■ 你的任務
從下方那篇談QEMU架構與線程模型的文章最後一句之後接著寫下去。

■ 引用原文
- - - - - - -

【翻譯】QEMU內部機制：宏觀架構和線程模型

原文地址：http://blog.vmsplice.net/2011/03/qemu-internals-overall-architecture-and.html

作者介紹：Stefan Hajnoczi來自紅帽公司的虛擬化團隊，負責開發和維護QEMU項目的block layer, network subsystem和tracing subsystem。

目前工作是multi-core device emulation in QEMU和host/guest file sharing using vsock，過去從事過disk image formats, storage migration和I/O performance optimization

本文是QEMU內部機制系列文章的第一篇，目的是分享QEMU的工作原理，並讓新的代碼貢獻者更容易地熟悉QEMU的基線代碼。

運行一台vm包括執行vm的代碼、處理定時器、IO並且響應外部命令(用戶向qemu發送的命令)。為了完成所有這些事情，需要一個能夠以安全的方式調解資源，並且不會在一個需要花費長時間的磁盤IO或外部命令操作的場景下暫停vm的執行的架構。有兩種常見的用於響應多個事件源的編程架構：

1.並行架構：將熱舞分配到進程或線程中以便同時執行，我把它稱為"線程架構"
2.事件驅動架構：通過運行一個主循環來響應事件，將事件分發到事件處理器中。該方式一般是通過在多個文件描述符上執行select或poll等類型的系統調用實現的

QEMU實際上使用了一種將事件驅動編程和線程混合起來的架構。它這么做是為了避免事件驅動編程模型的單線程架構無法利用多核cpu的優勢。而且，在某些場景下，編寫一個獨立的線程來執行某項任務比集成至事件驅動中實現起來更簡單。但是，QEMU的核心是事件驅動的，它的大部分代碼運行在事件驅動的環境下。

事件驅動架構是圍繞將事件分發至處理函數的事件循環進行的。QEMU的主事件循環是main_loop_wait()函數，它執行下列任務：

1.等待文件描述符可讀或可寫。文件描述符的角色很關鍵，因為包括文件、套接字、管道和多種其他資源在內，都是文件描述符。文件描述符可以通過qemu_set_fd_handler()函數添加。
2.運行到期的定時器。定時器使用qemu_mod_timer()函數添加。
3.運行bottom-halves(中斷語境中的下半部)，它與立即到期的定時器類似。BH用於避免重入和調用堆棧溢出，它可以通過qemu_bh_schedule()函數添加。

當一個文件描述符狀態就緒、一個定時器到期或一個BH被調度時，事件循環使用回調來響應該事件。在回調環境下，有兩個簡單的規則：

1.核心代碼的其他部分不會被同時執行，所以無需進行同步。對於其他核心代碼而言，回調的執行是序列化、原子化得。在任何時刻，僅有一個線程擁有執行核心代碼的控制權。
2.不應該執行任何阻塞式的系統調用或長時間的計算任務。因為事件循環在繼續響應其他事件之前必須等待回調結束，所以回調應避免執行時間過長。破壞該規則會導致vm暫停，而且無法響應外部命令。

- - - - - - -

■ 資料摘錄
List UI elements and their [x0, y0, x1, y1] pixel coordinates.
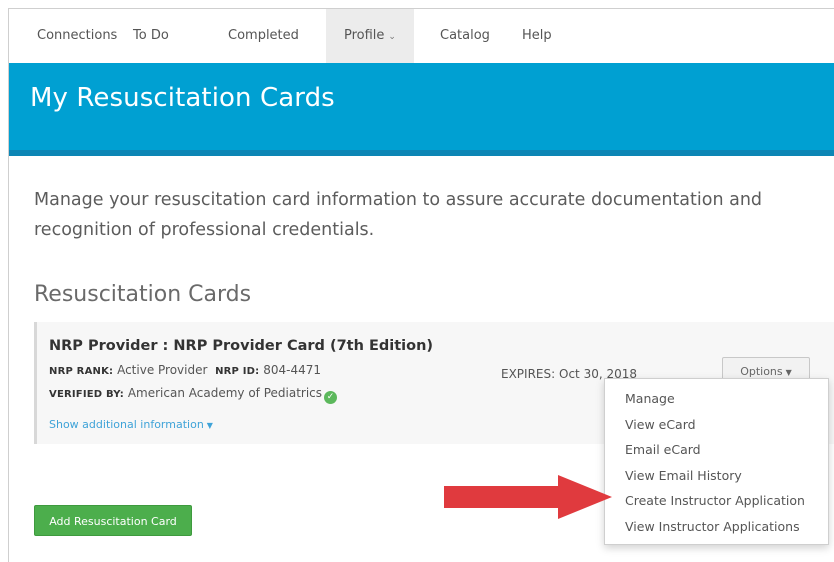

- - - - - - -

■ 任務回答
第二個規則有時比較難以實現，從而在QEMU中有一些阻塞式的代碼。實際上，在qemu_aio_wait()函數中甚至嵌套了一個子事件循環，它用於等待全局事件循環的文件描述符的一個子集。但願在以后的重構代碼中能將這些違背規則的實現移除掉。新增的代碼基本上不會有理由去違反該規則，如果一定要執行阻塞式任務，一個解決方案是將它交給獨立的工作線程去完成。

雖然很多IO操作可以在非阻塞式的方式執行，但是某些系統調用並沒有非阻塞版本的實現。此外，有的長時間運行的計算任務會持續占用CPU，並且難以將其分解為回調的形式。在這些場景下，可以使用獨立的工作線程將這些任務從QEMU的核心代碼流程中單拿出來處理。

一個使用工作線程的示例是posix-aio-compat.c文件，它實現了異步文件IO。當QEMU的核心代碼發起一個aio請求后，它會被放置於一個隊列中。工作線程從該隊列取出請求，在QEMU的核心代碼流程之外處理該請求。由於他們是獨立的線程，在處理中就可以放心的執行阻塞式的操作了。這種實現方式同時會處理線程與線程間的、線程與QEMU核心代碼間的同步和交互操作。

還有一個例子是ui/vnc-jobs-async.c文件，它使用工作線程執行鏡像壓縮和編碼等cpu消耗型任務。

QEMU的核心代碼大部分都是線程不安全的，所以工作線程無法直接調用QEMU的核心代碼。有一個例外是qemu_malloc()這樣的簡單常用函數是線程安全的，但這僅僅是一個例外。這種線程不安全的實現規則導致了工作線程不能將事件交互回QEMU的核心代碼。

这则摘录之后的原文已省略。